WHAT IS REQUIRED. Every entry must be copied word for word.

DATA LINES.
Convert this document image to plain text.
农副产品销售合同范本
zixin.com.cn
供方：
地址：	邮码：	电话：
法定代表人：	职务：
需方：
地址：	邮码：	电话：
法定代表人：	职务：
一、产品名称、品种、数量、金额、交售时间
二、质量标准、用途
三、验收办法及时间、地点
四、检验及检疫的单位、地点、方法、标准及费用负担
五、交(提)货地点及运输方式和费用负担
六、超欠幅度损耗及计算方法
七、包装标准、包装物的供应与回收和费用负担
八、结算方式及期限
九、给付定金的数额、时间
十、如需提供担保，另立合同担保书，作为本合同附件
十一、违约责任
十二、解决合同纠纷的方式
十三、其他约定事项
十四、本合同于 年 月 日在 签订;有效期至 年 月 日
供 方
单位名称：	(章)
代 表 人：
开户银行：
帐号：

SOLUTION TO THE EXERCISE.
Convert this document image to plain text.
农副产品销售合同范本
zixin.com.cn
供方：
地址：	邮码：	电话：
法定代表人：	职务：
需方：
地址：	邮码：	电话：
法定代表人：	职务：
一、产品名称、品种、数量、金额、交售时间
二、质量标准、用途
三、验收办法及时间、地点
四、检验及检疫的单位、地点、方法、标准及费用负担
五、交(提)货地点及运输方式和费用负担
六、超欠幅度损耗及计算方法
七、包装标准、包装物的供应与回收和费用负担
八、结算方式及期限
九、给付定金的数额、时间
十、如需提供担保，另立合同担保书，作为本合同附件
十一、违约责任
十二、解决合同纠纷的方式
十三、其他约定事项
十四、本合同于 年 月 日在 签订;有效期至 年 月 日
供 方
单位名称：	(章)
代 表 人：
开户银行：
帐号：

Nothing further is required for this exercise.